→ THE INPUT
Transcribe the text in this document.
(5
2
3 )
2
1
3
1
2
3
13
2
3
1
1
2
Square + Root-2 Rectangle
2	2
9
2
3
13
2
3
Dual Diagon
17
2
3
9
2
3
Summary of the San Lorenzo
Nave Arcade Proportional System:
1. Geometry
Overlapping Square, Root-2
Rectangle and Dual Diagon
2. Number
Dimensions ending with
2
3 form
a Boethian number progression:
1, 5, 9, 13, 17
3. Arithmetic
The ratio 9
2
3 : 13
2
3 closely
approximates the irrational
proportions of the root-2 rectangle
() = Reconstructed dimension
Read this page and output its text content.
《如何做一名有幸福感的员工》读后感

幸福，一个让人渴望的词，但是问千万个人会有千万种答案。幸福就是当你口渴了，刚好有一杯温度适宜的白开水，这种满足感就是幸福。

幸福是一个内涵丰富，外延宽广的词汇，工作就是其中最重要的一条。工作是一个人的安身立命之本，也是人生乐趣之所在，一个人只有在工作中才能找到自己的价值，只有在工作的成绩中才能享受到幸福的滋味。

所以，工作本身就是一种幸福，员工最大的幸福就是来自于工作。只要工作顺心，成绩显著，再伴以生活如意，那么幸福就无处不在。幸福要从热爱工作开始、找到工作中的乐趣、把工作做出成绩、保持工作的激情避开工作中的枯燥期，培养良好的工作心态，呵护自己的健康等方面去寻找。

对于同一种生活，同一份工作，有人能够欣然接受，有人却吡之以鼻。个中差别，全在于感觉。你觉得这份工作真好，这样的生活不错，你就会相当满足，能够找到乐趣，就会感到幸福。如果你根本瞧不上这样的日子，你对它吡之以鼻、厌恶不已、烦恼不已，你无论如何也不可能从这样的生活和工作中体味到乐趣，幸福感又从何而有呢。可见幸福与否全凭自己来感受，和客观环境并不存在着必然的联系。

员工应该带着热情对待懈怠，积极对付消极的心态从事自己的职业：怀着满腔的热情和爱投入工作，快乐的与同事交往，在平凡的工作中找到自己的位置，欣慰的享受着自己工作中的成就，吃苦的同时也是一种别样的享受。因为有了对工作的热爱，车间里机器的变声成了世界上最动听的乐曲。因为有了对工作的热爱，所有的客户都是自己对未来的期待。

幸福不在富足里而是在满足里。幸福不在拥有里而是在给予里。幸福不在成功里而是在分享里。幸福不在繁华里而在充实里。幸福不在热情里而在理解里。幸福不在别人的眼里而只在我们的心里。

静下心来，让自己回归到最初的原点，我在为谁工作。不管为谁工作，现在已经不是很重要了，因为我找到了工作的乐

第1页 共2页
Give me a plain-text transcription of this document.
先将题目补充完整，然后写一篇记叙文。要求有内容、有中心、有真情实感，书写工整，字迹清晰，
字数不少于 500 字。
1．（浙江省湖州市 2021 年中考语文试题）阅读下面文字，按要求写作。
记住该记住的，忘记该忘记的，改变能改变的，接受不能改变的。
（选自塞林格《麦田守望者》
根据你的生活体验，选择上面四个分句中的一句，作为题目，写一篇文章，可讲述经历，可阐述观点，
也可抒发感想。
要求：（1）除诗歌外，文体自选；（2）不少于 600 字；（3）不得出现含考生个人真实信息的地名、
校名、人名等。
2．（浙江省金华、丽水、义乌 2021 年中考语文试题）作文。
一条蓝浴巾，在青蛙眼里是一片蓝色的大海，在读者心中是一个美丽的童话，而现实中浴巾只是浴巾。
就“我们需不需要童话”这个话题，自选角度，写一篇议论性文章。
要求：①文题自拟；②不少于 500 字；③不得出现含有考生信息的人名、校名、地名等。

→ GIVEN PROBLEM
Read the entries and pick out all lines that include the word "this".

→ RESULT OF THE EXERCISE
Transcribe the text in this document.
Read this page and output its text content.
Give me a plain-text transcription of this document.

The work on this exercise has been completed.